Begin Supplied data

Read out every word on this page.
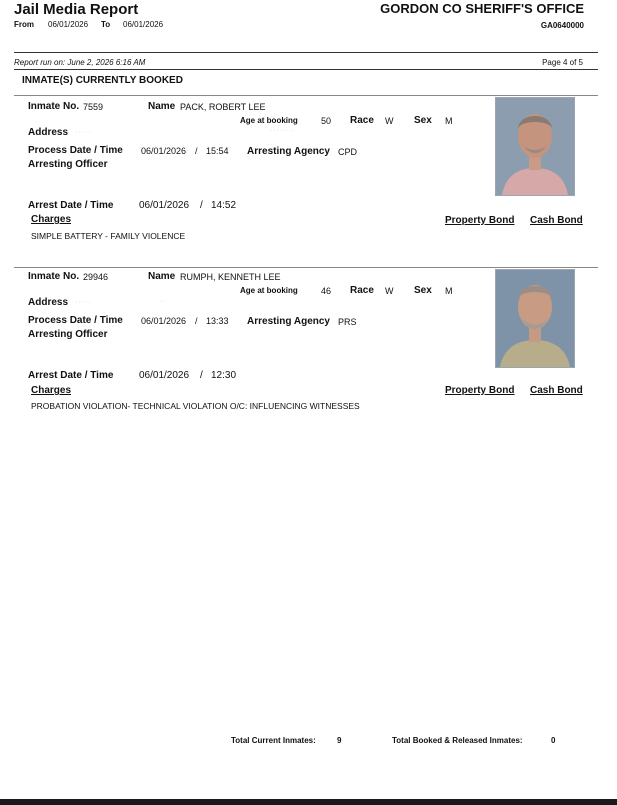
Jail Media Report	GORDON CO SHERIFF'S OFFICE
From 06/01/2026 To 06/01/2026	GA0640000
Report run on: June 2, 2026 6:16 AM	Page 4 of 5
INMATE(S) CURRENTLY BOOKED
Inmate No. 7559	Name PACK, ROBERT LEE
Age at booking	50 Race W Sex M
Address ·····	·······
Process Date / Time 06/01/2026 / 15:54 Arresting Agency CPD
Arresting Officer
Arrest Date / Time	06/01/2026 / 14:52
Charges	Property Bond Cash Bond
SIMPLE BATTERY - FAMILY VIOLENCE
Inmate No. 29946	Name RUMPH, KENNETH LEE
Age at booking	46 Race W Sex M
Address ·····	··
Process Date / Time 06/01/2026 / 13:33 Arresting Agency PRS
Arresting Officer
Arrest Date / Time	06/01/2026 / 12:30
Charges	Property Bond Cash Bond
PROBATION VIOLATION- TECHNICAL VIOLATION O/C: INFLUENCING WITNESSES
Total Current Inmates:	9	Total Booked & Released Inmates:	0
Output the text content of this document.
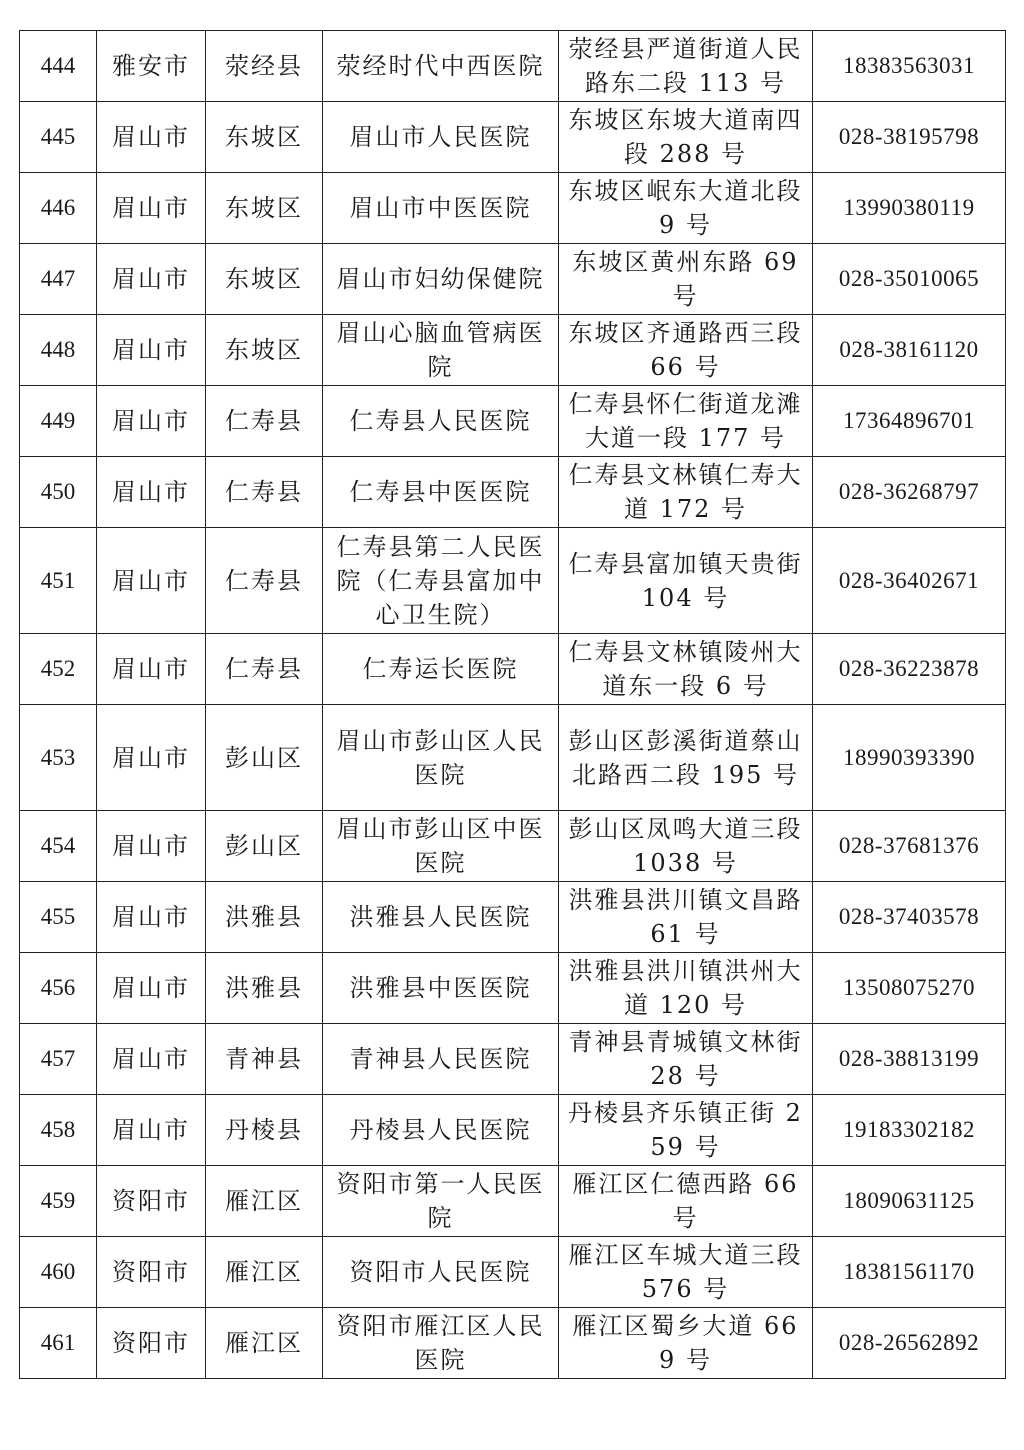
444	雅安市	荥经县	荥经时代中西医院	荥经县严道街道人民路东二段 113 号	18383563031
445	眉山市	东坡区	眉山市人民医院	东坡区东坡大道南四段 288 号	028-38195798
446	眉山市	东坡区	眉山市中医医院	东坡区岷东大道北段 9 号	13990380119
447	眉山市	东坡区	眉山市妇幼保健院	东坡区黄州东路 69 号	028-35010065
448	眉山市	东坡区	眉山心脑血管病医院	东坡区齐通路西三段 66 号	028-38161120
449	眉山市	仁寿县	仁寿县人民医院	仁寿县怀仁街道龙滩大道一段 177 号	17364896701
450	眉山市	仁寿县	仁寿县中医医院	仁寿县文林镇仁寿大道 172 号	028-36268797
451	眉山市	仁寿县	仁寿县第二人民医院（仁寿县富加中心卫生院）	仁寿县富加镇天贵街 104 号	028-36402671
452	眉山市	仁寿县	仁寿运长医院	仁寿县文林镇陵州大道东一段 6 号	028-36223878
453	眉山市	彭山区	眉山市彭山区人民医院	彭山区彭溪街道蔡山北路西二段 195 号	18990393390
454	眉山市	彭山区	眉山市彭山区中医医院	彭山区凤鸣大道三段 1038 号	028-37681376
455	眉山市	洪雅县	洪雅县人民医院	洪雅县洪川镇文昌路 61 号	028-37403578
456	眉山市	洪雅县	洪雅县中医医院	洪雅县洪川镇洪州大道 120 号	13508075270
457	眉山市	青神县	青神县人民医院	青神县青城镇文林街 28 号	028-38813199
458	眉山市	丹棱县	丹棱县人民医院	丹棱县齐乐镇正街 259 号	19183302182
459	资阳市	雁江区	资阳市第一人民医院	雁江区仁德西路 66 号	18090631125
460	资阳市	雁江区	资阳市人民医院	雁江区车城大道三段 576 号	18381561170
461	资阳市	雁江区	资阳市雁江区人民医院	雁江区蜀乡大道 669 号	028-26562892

End Supplied data

Goal:
Output every entry word for word, but omit the pictures.

Output of the exercise:
Read out every word on this page.
Jail Media Report	GORDON CO SHERIFF'S OFFICE
From 06/01/2026 To 06/01/2026	GA0640000
Report run on: June 2, 2026 6:16 AM	Page 4 of 5
INMATE(S) CURRENTLY BOOKED
Inmate No. 7559	Name PACK, ROBERT LEE
Age at booking	50 Race W Sex M
Address ·····	·······
Process Date / Time 06/01/2026 / 15:54 Arresting Agency CPD
Arresting Officer
Arrest Date / Time	06/01/2026 / 14:52
Charges	Property Bond Cash Bond
SIMPLE BATTERY - FAMILY VIOLENCE
Inmate No. 29946	Name RUMPH, KENNETH LEE
Age at booking	46 Race W Sex M
Address ·····	··
Process Date / Time 06/01/2026 / 13:33 Arresting Agency PRS
Arresting Officer
Arrest Date / Time	06/01/2026 / 12:30
Charges	Property Bond Cash Bond
PROBATION VIOLATION- TECHNICAL VIOLATION O/C: INFLUENCING WITNESSES
Total Current Inmates:	9	Total Booked & Released Inmates:	0
Output the text content of this document.
444	雅安市	荥经县	荥经时代中西医院	荥经县严道街道人民路东二段 113 号	18383563031
445	眉山市	东坡区	眉山市人民医院	东坡区东坡大道南四段 288 号	028-38195798
446	眉山市	东坡区	眉山市中医医院	东坡区岷东大道北段 9 号	13990380119
447	眉山市	东坡区	眉山市妇幼保健院	东坡区黄州东路 69 号	028-35010065
448	眉山市	东坡区	眉山心脑血管病医院	东坡区齐通路西三段 66 号	028-38161120
449	眉山市	仁寿县	仁寿县人民医院	仁寿县怀仁街道龙滩大道一段 177 号	17364896701
450	眉山市	仁寿县	仁寿县中医医院	仁寿县文林镇仁寿大道 172 号	028-36268797
451	眉山市	仁寿县	仁寿县第二人民医院（仁寿县富加中心卫生院）	仁寿县富加镇天贵街 104 号	028-36402671
452	眉山市	仁寿县	仁寿运长医院	仁寿县文林镇陵州大道东一段 6 号	028-36223878
453	眉山市	彭山区	眉山市彭山区人民医院	彭山区彭溪街道蔡山北路西二段 195 号	18990393390
454	眉山市	彭山区	眉山市彭山区中医医院	彭山区凤鸣大道三段 1038 号	028-37681376
455	眉山市	洪雅县	洪雅县人民医院	洪雅县洪川镇文昌路 61 号	028-37403578
456	眉山市	洪雅县	洪雅县中医医院	洪雅县洪川镇洪州大道 120 号	13508075270
457	眉山市	青神县	青神县人民医院	青神县青城镇文林街 28 号	028-38813199
458	眉山市	丹棱县	丹棱县人民医院	丹棱县齐乐镇正街 259 号	19183302182
459	资阳市	雁江区	资阳市第一人民医院	雁江区仁德西路 66 号	18090631125
460	资阳市	雁江区	资阳市人民医院	雁江区车城大道三段 576 号	18381561170
461	资阳市	雁江区	资阳市雁江区人民医院	雁江区蜀乡大道 669 号	028-26562892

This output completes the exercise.